WHAT TO PRODUCE:
Gather the lines from the material that contain "screenshot".

EXTRACTED DATA:
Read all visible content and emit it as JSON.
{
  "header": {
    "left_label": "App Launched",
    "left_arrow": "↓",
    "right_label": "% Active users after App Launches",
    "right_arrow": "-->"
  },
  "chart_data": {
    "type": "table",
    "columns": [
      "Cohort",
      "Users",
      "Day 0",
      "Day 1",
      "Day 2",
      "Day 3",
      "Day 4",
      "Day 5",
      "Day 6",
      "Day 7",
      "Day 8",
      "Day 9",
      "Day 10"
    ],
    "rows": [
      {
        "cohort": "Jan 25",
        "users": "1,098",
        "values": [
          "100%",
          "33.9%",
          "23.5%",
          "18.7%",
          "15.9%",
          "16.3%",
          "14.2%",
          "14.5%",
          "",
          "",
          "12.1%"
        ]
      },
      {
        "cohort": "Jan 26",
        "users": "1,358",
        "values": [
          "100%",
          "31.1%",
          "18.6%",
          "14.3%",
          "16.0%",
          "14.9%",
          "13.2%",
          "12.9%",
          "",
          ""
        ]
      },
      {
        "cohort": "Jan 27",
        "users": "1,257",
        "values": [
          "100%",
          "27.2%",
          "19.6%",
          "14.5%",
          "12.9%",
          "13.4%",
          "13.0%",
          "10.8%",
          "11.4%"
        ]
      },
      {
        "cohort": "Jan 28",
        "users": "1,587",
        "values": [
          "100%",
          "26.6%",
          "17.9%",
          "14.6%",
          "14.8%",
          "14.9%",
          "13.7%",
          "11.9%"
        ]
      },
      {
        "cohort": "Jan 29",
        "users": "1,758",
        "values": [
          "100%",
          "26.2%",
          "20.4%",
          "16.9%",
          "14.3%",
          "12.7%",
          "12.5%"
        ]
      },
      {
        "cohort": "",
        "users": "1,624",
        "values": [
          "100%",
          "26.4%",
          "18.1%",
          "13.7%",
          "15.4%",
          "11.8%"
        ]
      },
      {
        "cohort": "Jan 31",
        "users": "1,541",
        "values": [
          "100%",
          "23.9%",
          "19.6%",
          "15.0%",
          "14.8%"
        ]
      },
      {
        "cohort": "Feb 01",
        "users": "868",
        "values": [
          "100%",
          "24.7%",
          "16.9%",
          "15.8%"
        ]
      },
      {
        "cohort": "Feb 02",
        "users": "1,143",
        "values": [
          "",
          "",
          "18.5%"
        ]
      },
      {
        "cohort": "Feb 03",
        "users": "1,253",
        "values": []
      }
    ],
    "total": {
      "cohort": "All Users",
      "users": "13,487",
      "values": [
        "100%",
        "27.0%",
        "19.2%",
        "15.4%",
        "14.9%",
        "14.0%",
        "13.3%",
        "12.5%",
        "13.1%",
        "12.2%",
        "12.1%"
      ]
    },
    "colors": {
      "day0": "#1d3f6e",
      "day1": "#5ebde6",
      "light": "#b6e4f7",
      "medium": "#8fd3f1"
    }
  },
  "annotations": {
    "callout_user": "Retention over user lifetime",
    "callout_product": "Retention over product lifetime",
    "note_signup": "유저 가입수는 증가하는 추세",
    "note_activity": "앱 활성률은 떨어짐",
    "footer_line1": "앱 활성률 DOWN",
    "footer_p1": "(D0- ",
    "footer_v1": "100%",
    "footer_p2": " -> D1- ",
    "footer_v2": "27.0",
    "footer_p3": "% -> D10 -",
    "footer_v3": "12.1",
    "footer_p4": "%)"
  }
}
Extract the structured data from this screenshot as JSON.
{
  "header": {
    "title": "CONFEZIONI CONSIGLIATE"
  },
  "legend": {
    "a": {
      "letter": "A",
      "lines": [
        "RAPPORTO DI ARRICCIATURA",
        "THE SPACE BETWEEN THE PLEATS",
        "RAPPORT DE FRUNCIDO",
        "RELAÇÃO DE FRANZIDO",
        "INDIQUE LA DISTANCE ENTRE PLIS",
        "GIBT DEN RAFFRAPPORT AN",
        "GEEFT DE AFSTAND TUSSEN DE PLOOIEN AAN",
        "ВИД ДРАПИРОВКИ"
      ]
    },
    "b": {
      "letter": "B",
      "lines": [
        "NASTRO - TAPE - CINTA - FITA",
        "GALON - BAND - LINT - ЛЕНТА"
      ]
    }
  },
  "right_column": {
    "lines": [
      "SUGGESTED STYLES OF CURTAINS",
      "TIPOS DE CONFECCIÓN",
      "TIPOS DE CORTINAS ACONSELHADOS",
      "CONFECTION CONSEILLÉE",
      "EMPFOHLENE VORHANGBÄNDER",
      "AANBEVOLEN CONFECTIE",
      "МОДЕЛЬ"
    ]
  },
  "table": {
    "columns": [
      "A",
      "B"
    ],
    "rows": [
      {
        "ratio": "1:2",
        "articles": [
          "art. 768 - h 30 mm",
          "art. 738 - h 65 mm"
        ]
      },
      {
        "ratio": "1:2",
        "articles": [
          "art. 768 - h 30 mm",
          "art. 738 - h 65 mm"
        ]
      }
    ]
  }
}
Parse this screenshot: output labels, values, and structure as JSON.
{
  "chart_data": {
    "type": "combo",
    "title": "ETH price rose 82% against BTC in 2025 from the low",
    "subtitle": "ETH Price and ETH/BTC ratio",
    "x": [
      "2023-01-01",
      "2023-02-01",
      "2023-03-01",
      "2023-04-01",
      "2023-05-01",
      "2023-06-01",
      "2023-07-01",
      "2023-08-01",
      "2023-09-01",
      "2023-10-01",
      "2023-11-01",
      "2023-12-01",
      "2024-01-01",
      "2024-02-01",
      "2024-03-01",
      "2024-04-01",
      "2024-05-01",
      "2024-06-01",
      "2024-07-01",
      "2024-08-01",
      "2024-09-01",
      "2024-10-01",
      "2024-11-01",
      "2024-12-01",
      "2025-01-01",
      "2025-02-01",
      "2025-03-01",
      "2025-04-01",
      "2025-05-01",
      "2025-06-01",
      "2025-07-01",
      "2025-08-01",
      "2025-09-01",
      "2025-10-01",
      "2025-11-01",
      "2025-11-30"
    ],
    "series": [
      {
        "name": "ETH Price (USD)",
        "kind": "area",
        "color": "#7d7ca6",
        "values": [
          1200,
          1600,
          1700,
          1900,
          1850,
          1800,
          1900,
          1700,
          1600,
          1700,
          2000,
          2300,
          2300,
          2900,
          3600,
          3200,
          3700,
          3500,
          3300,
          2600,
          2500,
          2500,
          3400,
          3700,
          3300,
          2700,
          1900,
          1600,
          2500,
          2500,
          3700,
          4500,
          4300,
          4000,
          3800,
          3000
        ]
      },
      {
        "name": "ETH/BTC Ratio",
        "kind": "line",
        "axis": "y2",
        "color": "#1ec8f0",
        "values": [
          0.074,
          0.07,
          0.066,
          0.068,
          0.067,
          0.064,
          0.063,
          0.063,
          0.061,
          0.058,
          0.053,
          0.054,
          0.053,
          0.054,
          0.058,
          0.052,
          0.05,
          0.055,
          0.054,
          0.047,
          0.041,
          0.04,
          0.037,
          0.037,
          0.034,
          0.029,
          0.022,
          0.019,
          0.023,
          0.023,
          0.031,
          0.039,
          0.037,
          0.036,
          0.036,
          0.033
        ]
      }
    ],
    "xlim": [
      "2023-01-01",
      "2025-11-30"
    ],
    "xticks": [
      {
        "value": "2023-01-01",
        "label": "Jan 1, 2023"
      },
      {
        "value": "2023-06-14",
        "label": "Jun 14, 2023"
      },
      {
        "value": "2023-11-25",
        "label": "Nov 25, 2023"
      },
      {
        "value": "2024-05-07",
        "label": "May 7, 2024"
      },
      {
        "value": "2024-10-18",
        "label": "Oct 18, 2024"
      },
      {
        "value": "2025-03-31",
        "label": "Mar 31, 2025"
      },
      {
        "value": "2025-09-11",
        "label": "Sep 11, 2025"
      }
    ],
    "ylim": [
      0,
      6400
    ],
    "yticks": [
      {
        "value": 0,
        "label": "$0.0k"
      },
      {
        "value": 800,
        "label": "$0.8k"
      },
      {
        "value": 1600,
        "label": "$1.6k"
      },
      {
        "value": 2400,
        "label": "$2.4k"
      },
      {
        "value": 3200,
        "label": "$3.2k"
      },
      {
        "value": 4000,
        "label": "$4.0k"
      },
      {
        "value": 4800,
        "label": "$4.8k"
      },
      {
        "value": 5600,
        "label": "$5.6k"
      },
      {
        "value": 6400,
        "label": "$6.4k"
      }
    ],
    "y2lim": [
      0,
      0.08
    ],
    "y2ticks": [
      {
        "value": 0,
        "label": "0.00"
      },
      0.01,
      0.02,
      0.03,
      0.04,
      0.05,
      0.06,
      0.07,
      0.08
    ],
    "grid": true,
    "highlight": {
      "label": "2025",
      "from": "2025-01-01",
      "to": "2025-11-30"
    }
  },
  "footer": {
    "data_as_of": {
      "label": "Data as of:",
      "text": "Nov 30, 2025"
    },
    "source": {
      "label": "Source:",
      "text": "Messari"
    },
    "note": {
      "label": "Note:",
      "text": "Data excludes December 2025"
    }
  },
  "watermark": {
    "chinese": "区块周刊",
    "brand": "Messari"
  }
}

FINISHED TASK:
Extract the structured data from this screenshot as JSON.
Parse this screenshot: output labels, values, and structure as JSON.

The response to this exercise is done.